[Chart and figure data]
—————

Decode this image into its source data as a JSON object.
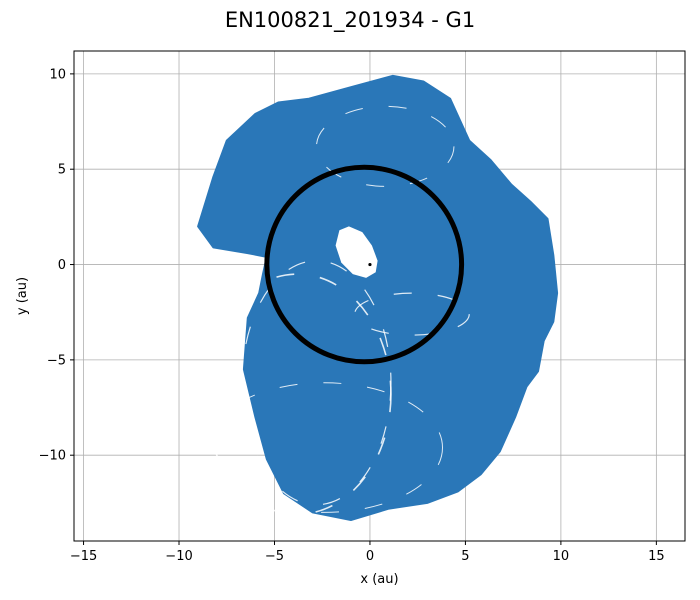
{
  "chart_data": {
    "type": "line",
    "title": "EN100821_201934 - G1",
    "xlabel": "x (au)",
    "ylabel": "y (au)",
    "xlim": [
      -15.5,
      16.5
    ],
    "ylim": [
      -14.5,
      11.2
    ],
    "xticks": [
      -15,
      -10,
      -5,
      0,
      5,
      10,
      15
    ],
    "yticks": [
      -10,
      -5,
      0,
      5,
      10
    ],
    "xtick_labels": [
      "−15",
      "−10",
      "−5",
      "0",
      "5",
      "10",
      "15"
    ],
    "ytick_labels": [
      "−10",
      "−5",
      "0",
      "5",
      "10"
    ],
    "grid": true,
    "colors": {
      "orbit_fill": "#2a77b8",
      "planet_orbit": "#000000",
      "background": "#ffffff",
      "grid": "#b0b0b0"
    },
    "series": [
      {
        "description_kind": "precessing particle orbits",
        "color": "#2a77b8",
        "x": [
          -9.0,
          -8.2,
          -7.5,
          -6.0,
          -4.8,
          -3.2,
          -1.0,
          1.2,
          2.8,
          4.2,
          5.2,
          6.3,
          7.4,
          8.4,
          9.3,
          9.6,
          9.8,
          9.6,
          9.1,
          8.8,
          8.2,
          7.6,
          6.8,
          5.8,
          4.6,
          3.0,
          1.0,
          -1.0,
          -3.0,
          -4.5,
          -5.4,
          -6.0,
          -6.6,
          -6.4,
          -5.8,
          -5.6,
          -5.4,
          -6.4,
          -8.2,
          -9.0
        ],
        "y": [
          2.0,
          4.6,
          6.5,
          7.9,
          8.5,
          8.7,
          9.3,
          9.9,
          9.6,
          8.7,
          6.5,
          5.5,
          4.2,
          3.3,
          2.4,
          0.5,
          -1.5,
          -3.0,
          -4.0,
          -5.6,
          -6.4,
          -8.0,
          -9.8,
          -11.0,
          -11.9,
          -12.5,
          -12.8,
          -13.4,
          -13.0,
          -12.0,
          -10.2,
          -8.0,
          -5.5,
          -2.8,
          -1.5,
          -0.5,
          0.4,
          0.6,
          0.9,
          2.0
        ]
      },
      {
        "description_kind": "reference orbit",
        "color": "#000000",
        "circle_center": [
          -0.3,
          0.0
        ],
        "circle_radius": 5.1
      }
    ],
    "inner_hole": {
      "x": [
        -1.6,
        -1.1,
        -0.4,
        0.1,
        0.4,
        0.3,
        -0.2,
        -0.9,
        -1.5,
        -1.8,
        -1.6
      ],
      "y": [
        1.8,
        2.0,
        1.7,
        1.0,
        0.2,
        -0.4,
        -0.7,
        -0.5,
        0.1,
        1.0,
        1.8
      ]
    }
  }
}
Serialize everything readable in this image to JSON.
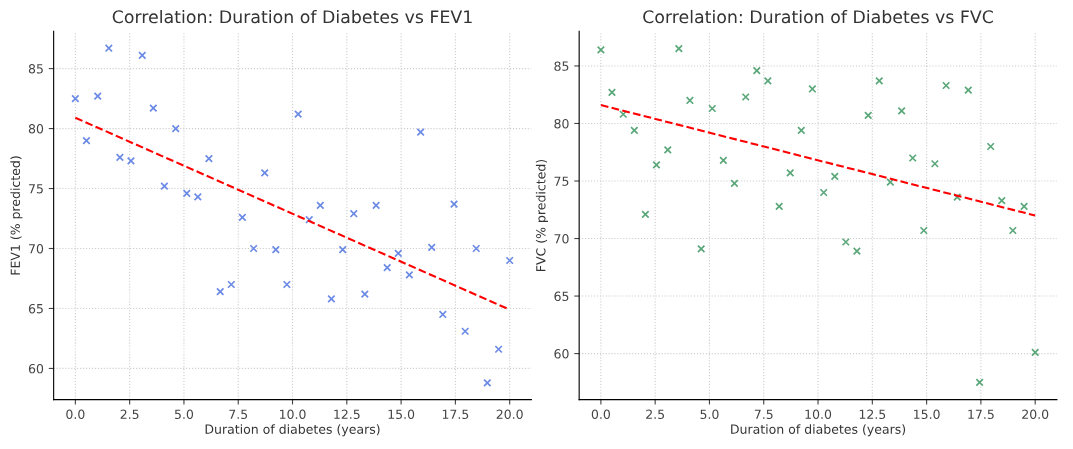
{
  "chart_data": [
    {
      "type": "scatter",
      "title": "Correlation: Duration of Diabetes vs FEV1",
      "xlabel": "Duration of diabetes (years)",
      "ylabel": "FEV1 (% predicted)",
      "grid": true,
      "xlim": [
        -1,
        21
      ],
      "ylim": [
        57.4,
        88.1
      ],
      "xticks": [
        {
          "value": 0,
          "label": "0.0"
        },
        {
          "value": 2.5,
          "label": "2.5"
        },
        {
          "value": 5,
          "label": "5.0"
        },
        {
          "value": 7.5,
          "label": "7.5"
        },
        {
          "value": 10,
          "label": "10.0"
        },
        {
          "value": 12.5,
          "label": "12.5"
        },
        {
          "value": 15,
          "label": "15.0"
        },
        {
          "value": 17.5,
          "label": "17.5"
        },
        {
          "value": 20,
          "label": "20.0"
        }
      ],
      "yticks": [
        60,
        65,
        70,
        75,
        80,
        85
      ],
      "series": [
        {
          "marker": "cross",
          "color": "#6b8ae6",
          "x": [
            0,
            0.51,
            1.03,
            1.54,
            2.05,
            2.56,
            3.08,
            3.59,
            4.1,
            4.62,
            5.13,
            5.64,
            6.15,
            6.67,
            7.18,
            7.69,
            8.21,
            8.72,
            9.23,
            9.74,
            10.26,
            10.77,
            11.28,
            11.79,
            12.31,
            12.82,
            13.33,
            13.85,
            14.36,
            14.87,
            15.38,
            15.9,
            16.41,
            16.92,
            17.44,
            17.95,
            18.46,
            18.97,
            19.49,
            20
          ],
          "values": [
            82.5,
            79.0,
            82.7,
            86.7,
            77.6,
            77.3,
            86.1,
            81.7,
            75.2,
            80.0,
            74.6,
            74.3,
            77.5,
            66.4,
            67.0,
            72.6,
            70.0,
            76.3,
            69.9,
            67.0,
            81.2,
            72.4,
            73.6,
            65.8,
            69.9,
            72.9,
            66.2,
            73.6,
            68.4,
            69.6,
            67.8,
            79.7,
            70.1,
            64.5,
            73.7,
            63.1,
            70.0,
            58.8,
            61.6,
            69.0
          ]
        },
        {
          "type": "line",
          "color": "#ff0000",
          "line_style": "dashed",
          "x": [
            0,
            20
          ],
          "values": [
            80.9,
            64.9
          ]
        }
      ]
    },
    {
      "type": "scatter",
      "title": "Correlation: Duration of Diabetes vs FVC",
      "xlabel": "Duration of diabetes (years)",
      "ylabel": "FVC (% predicted)",
      "grid": true,
      "xlim": [
        -1,
        21
      ],
      "ylim": [
        56.0,
        88.0
      ],
      "xticks": [
        {
          "value": 0,
          "label": "0.0"
        },
        {
          "value": 2.5,
          "label": "2.5"
        },
        {
          "value": 5,
          "label": "5.0"
        },
        {
          "value": 7.5,
          "label": "7.5"
        },
        {
          "value": 10,
          "label": "10.0"
        },
        {
          "value": 12.5,
          "label": "12.5"
        },
        {
          "value": 15,
          "label": "15.0"
        },
        {
          "value": 17.5,
          "label": "17.5"
        },
        {
          "value": 20,
          "label": "20.0"
        }
      ],
      "yticks": [
        60,
        65,
        70,
        75,
        80,
        85
      ],
      "series": [
        {
          "marker": "cross",
          "color": "#5aa77a",
          "x": [
            0,
            0.51,
            1.03,
            1.54,
            2.05,
            2.56,
            3.08,
            3.59,
            4.1,
            4.62,
            5.13,
            5.64,
            6.15,
            6.67,
            7.18,
            7.69,
            8.21,
            8.72,
            9.23,
            9.74,
            10.26,
            10.77,
            11.28,
            11.79,
            12.31,
            12.82,
            13.33,
            13.85,
            14.36,
            14.87,
            15.38,
            15.9,
            16.41,
            16.92,
            17.44,
            17.95,
            18.46,
            18.97,
            19.49,
            20
          ],
          "values": [
            86.4,
            82.7,
            80.8,
            79.4,
            72.1,
            76.4,
            77.7,
            86.5,
            82.0,
            69.1,
            81.3,
            76.8,
            74.8,
            82.3,
            84.6,
            83.7,
            72.8,
            75.7,
            79.4,
            83.0,
            74.0,
            75.4,
            69.7,
            68.9,
            80.7,
            83.7,
            74.9,
            81.1,
            77.0,
            70.7,
            76.5,
            83.3,
            73.6,
            82.9,
            57.5,
            78.0,
            73.3,
            70.7,
            72.8,
            60.1
          ]
        },
        {
          "type": "line",
          "color": "#ff0000",
          "line_style": "dashed",
          "x": [
            0,
            20
          ],
          "values": [
            81.6,
            72.0
          ]
        }
      ]
    }
  ]
}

—————

**Job**: State how many lines of the records above contain the word "JSON", and give only that number.

**Worked answer**: 2